Given data —
++++++++++++++++++++
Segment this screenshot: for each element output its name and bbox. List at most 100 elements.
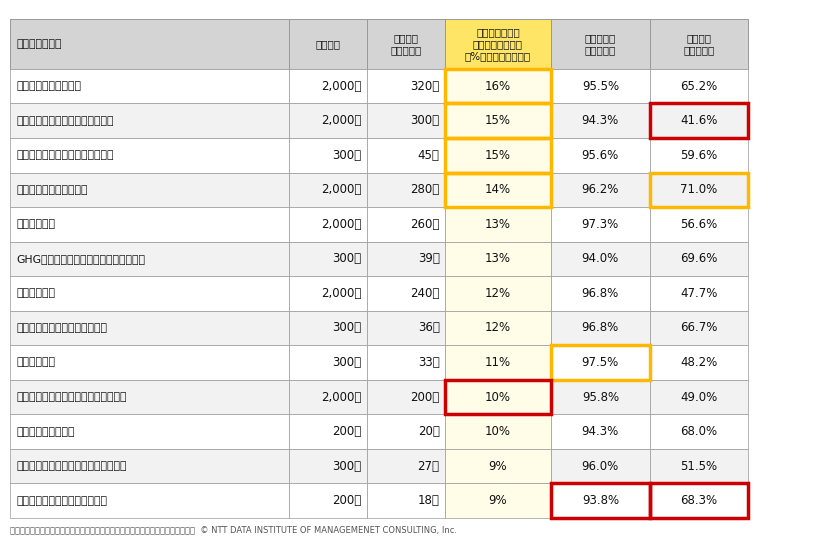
Bar (649, 483, 748, 518)
Text: 15%: 15% (485, 149, 511, 162)
Text: 12%: 12% (485, 287, 511, 300)
Bar (649, 311, 748, 345)
Bar (289, 345, 367, 380)
Text: 47.7%: 47.7% (680, 287, 717, 300)
Text: 10%: 10% (485, 391, 511, 403)
Text: 2,000円: 2,000円 (321, 114, 362, 127)
Bar (367, 138, 444, 172)
Bar (444, 345, 551, 380)
Bar (444, 138, 551, 172)
Bar (551, 483, 649, 518)
Text: 94.0%: 94.0% (582, 252, 619, 266)
Bar (289, 483, 367, 518)
Text: 71.0%: 71.0% (680, 183, 717, 196)
Text: GHG排出量を抑制する飼料を給餌した卵: GHG排出量を抑制する飼料を給餌した卵 (17, 254, 146, 264)
Bar (289, 104, 367, 138)
Bar (444, 207, 551, 241)
Text: 96.8%: 96.8% (582, 321, 619, 334)
Bar (10, 241, 289, 276)
Text: 240円: 240円 (410, 287, 439, 300)
Text: 地産地消の米: 地産地消の米 (17, 288, 55, 299)
Bar (551, 483, 649, 518)
Text: 2,000円: 2,000円 (321, 287, 362, 300)
Text: 95.5%: 95.5% (582, 80, 619, 93)
Bar (444, 104, 551, 138)
Text: 95.6%: 95.6% (582, 149, 619, 162)
Bar (444, 172, 551, 207)
Text: 12%: 12% (485, 321, 511, 334)
Bar (649, 345, 748, 380)
Bar (367, 414, 444, 449)
Text: 66.7%: 66.7% (680, 321, 717, 334)
Bar (444, 172, 551, 207)
Text: 包装等のプラスチック使用量削減の米: 包装等のプラスチック使用量削減の米 (17, 392, 128, 402)
Text: 96.2%: 96.2% (581, 183, 619, 196)
Bar (289, 19, 367, 69)
Text: 非認知層
の購入意欲: 非認知層 の購入意欲 (683, 33, 714, 55)
Bar (10, 207, 289, 241)
Bar (10, 104, 289, 138)
Text: 11%: 11% (485, 356, 511, 369)
Text: 69.6%: 69.6% (680, 252, 717, 266)
Text: 200円: 200円 (410, 391, 439, 403)
Bar (367, 311, 444, 345)
Bar (649, 414, 748, 449)
Bar (444, 69, 551, 104)
Bar (367, 19, 444, 69)
Text: 27円: 27円 (417, 460, 439, 473)
Bar (649, 380, 748, 414)
Bar (444, 241, 551, 276)
Bar (649, 19, 748, 69)
Bar (367, 172, 444, 207)
Text: 41.6%: 41.6% (680, 114, 717, 127)
Text: 再生可能エネルギーを使用した卵: 再生可能エネルギーを使用した卵 (17, 150, 114, 160)
Bar (551, 19, 649, 69)
Bar (649, 69, 748, 104)
Text: 追加支払い意欲
（元の価格に追加
何%まで支払えるか）: 追加支払い意欲 （元の価格に追加 何%まで支払えるか） (465, 28, 531, 61)
Bar (551, 104, 649, 138)
Text: 48.2%: 48.2% (680, 356, 717, 369)
Text: 39円: 39円 (417, 252, 439, 266)
Bar (551, 207, 649, 241)
Text: 200円: 200円 (333, 494, 362, 507)
Bar (367, 241, 444, 276)
Bar (10, 19, 289, 69)
Bar (10, 449, 289, 483)
Text: 元の価格: 元の価格 (315, 39, 340, 49)
Bar (289, 414, 367, 449)
Text: 96.0%: 96.0% (582, 460, 619, 473)
Text: 13%: 13% (485, 252, 511, 266)
Text: 49.0%: 49.0% (680, 391, 717, 403)
Bar (10, 69, 289, 104)
Bar (551, 241, 649, 276)
Text: 18円: 18円 (417, 494, 439, 507)
Text: 16%: 16% (485, 80, 511, 93)
Bar (10, 311, 289, 345)
Text: 14%: 14% (485, 183, 511, 196)
Text: 2,000円: 2,000円 (321, 218, 362, 231)
Bar (367, 449, 444, 483)
Bar (367, 483, 444, 518)
Bar (551, 345, 649, 380)
Text: 45円: 45円 (417, 149, 439, 162)
Bar (444, 104, 551, 138)
Text: 300円: 300円 (333, 460, 362, 473)
Bar (649, 449, 748, 483)
Bar (289, 69, 367, 104)
Text: 56.6%: 56.6% (680, 218, 717, 231)
Text: 51.5%: 51.5% (680, 460, 717, 473)
Bar (649, 138, 748, 172)
Bar (649, 172, 748, 207)
Bar (367, 207, 444, 241)
Bar (444, 380, 551, 414)
Text: 300円: 300円 (411, 114, 439, 127)
Text: 97.5%: 97.5% (582, 356, 619, 369)
Bar (289, 449, 367, 483)
Text: 中干し期間の延長した米: 中干し期間の延長した米 (17, 185, 88, 195)
Text: 93.8%: 93.8% (582, 494, 619, 507)
Text: 94.3%: 94.3% (582, 114, 619, 127)
Bar (551, 172, 649, 207)
Bar (10, 138, 289, 172)
Text: 65.2%: 65.2% (680, 80, 717, 93)
Text: 10%: 10% (485, 425, 511, 438)
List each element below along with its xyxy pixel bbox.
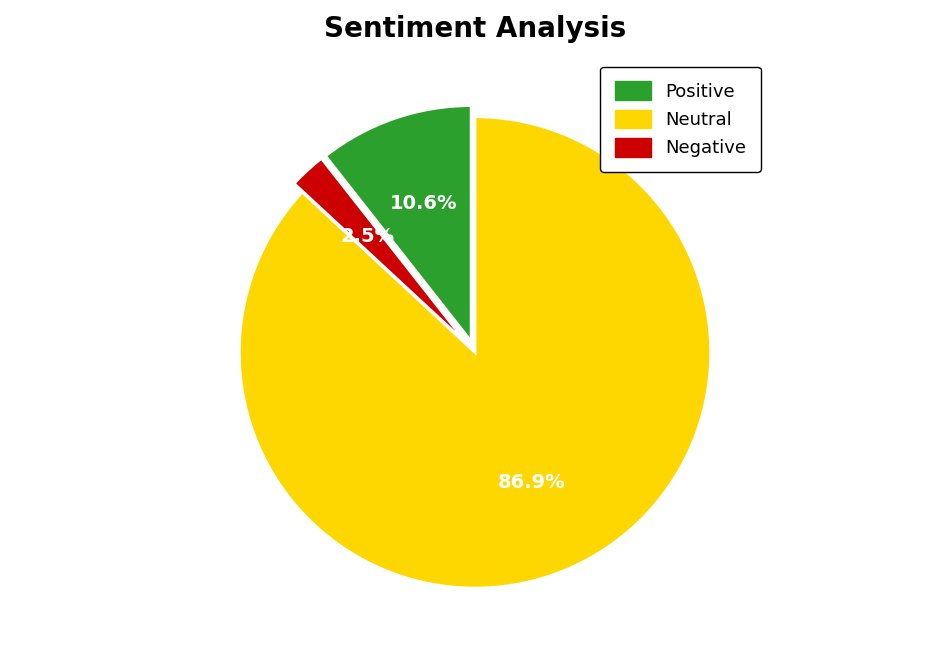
Wedge shape	[239, 117, 711, 588]
Wedge shape	[326, 106, 471, 342]
Wedge shape	[294, 158, 467, 344]
Legend: Positive, Neutral, Negative: Positive, Neutral, Negative	[600, 67, 761, 172]
Text: 10.6%: 10.6%	[390, 194, 457, 213]
Title: Sentiment Analysis: Sentiment Analysis	[324, 15, 626, 43]
Text: 2.5%: 2.5%	[341, 227, 395, 246]
Text: 86.9%: 86.9%	[498, 473, 565, 491]
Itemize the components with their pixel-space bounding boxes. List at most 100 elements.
++++++++++++++++++++
Exercise directions —
Pick out every line of the listing above that contains the string "追加支払い意欲", treating uppercase and lowercase as different.

Solved exercise —
Text: 追加支払い意欲
何%まで支払えるか）: 追加支払い意欲 （元の価格に追加 何%まで支払えるか） (465, 28, 531, 61)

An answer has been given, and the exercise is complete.